Provided records
■ ■ ■ ■ ■ ■ ■

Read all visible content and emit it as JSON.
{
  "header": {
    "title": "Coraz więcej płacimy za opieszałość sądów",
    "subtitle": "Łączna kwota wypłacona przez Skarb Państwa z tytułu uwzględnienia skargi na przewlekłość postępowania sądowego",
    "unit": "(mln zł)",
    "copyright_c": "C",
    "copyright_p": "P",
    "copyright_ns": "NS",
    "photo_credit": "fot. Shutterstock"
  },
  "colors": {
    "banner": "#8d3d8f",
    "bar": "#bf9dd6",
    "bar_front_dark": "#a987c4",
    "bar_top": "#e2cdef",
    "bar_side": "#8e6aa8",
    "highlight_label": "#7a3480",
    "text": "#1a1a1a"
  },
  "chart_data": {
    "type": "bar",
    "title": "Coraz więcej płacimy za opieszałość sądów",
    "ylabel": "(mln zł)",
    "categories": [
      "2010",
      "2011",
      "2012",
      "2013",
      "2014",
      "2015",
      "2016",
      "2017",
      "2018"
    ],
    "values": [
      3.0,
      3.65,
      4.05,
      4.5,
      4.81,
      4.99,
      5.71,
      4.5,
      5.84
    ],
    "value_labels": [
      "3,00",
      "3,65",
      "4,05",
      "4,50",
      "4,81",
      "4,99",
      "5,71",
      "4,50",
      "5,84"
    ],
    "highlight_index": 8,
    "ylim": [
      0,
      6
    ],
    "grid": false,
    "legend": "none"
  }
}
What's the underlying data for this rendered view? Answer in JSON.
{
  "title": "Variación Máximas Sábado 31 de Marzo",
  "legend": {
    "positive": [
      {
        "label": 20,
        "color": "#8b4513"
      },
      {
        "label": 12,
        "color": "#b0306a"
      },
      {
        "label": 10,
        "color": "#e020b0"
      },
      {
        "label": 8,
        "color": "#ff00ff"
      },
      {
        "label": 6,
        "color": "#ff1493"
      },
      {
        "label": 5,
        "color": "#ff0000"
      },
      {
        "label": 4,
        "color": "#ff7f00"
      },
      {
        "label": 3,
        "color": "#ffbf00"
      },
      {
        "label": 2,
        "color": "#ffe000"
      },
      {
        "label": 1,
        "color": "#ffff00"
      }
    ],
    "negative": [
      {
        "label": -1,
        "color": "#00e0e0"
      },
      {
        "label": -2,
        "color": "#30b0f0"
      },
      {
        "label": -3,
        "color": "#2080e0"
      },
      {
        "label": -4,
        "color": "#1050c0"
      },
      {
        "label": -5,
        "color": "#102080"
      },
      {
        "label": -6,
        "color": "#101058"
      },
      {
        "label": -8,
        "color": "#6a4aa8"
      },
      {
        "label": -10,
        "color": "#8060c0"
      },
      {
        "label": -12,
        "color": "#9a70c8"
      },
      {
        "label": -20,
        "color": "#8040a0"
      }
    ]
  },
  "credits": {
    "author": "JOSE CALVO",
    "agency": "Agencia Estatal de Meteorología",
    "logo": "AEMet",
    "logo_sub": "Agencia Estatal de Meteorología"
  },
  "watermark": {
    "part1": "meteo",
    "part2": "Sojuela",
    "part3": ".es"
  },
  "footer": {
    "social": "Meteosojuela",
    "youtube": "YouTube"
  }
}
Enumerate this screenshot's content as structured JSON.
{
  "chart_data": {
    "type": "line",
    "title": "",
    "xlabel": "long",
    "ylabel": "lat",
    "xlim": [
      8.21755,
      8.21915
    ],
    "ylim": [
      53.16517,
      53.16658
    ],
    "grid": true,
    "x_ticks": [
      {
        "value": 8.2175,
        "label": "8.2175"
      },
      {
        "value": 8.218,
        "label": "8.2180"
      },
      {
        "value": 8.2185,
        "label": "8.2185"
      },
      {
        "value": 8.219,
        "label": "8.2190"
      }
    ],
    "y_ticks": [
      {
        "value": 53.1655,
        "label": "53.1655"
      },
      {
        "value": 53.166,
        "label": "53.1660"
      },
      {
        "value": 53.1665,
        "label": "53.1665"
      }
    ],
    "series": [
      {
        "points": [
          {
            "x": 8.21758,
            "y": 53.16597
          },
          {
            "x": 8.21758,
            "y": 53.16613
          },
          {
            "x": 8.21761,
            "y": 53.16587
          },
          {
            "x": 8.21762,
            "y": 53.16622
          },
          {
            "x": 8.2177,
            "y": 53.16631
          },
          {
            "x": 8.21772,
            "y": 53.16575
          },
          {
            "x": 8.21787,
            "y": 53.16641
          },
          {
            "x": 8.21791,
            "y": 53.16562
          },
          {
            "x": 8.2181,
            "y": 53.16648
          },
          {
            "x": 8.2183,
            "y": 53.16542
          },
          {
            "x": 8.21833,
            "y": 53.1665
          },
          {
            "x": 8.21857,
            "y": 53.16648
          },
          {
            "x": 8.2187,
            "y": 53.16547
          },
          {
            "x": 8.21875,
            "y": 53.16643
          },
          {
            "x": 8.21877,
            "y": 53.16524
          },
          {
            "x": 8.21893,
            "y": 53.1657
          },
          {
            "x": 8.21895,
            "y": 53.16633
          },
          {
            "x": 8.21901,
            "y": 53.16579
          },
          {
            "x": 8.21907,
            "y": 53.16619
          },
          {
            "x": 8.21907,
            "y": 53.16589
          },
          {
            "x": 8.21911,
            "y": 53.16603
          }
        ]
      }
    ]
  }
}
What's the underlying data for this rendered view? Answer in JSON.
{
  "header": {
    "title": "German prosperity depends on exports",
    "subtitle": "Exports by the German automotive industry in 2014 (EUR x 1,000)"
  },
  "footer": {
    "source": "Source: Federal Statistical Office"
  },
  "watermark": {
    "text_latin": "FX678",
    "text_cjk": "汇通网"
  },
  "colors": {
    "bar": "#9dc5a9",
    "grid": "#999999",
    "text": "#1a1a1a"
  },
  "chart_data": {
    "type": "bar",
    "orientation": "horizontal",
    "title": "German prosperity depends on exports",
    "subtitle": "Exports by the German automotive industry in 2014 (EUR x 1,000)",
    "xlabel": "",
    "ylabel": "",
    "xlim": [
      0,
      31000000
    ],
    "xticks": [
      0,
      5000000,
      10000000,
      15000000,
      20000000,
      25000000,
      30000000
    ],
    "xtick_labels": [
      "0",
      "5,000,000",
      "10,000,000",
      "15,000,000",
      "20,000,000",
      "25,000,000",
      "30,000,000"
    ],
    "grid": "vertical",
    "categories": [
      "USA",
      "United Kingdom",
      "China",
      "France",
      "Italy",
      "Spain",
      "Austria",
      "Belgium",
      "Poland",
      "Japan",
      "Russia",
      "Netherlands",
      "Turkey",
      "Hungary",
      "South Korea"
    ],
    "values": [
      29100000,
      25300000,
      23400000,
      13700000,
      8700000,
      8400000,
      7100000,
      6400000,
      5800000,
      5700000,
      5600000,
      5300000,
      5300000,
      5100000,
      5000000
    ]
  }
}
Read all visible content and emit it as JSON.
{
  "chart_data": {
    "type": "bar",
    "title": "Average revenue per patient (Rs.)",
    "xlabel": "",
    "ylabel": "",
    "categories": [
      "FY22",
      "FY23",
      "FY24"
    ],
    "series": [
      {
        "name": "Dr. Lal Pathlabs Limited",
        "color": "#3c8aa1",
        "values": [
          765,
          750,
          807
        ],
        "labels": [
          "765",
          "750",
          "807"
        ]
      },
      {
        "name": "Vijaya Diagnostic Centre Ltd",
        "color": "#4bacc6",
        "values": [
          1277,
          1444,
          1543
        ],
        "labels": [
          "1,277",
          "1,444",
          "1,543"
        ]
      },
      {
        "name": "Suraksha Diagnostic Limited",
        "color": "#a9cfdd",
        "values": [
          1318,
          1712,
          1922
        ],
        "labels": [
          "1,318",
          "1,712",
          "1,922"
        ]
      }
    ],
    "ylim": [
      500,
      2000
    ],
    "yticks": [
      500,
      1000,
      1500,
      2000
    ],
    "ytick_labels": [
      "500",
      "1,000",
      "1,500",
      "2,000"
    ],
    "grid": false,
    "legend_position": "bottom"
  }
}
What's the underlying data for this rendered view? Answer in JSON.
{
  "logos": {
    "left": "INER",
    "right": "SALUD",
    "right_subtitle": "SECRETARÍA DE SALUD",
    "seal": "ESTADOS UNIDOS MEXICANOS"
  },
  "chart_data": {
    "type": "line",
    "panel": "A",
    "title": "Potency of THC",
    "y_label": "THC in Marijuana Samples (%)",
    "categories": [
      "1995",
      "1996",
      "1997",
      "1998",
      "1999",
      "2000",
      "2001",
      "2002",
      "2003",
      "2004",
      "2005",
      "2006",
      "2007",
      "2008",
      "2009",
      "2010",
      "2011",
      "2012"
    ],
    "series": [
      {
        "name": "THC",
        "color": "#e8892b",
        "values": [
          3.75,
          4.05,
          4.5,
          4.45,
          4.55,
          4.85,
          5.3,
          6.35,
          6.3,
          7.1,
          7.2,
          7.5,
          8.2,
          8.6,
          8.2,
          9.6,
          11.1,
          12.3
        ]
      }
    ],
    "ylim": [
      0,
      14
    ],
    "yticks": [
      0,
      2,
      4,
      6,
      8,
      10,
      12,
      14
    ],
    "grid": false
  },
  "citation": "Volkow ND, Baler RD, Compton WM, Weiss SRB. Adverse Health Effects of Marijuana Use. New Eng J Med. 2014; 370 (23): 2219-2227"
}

■ ■ ■ ■ ■ ■ ■

To be done
Tell how many lines in the material above include the word "Meteorología", giving the number only.

Answer to the task
2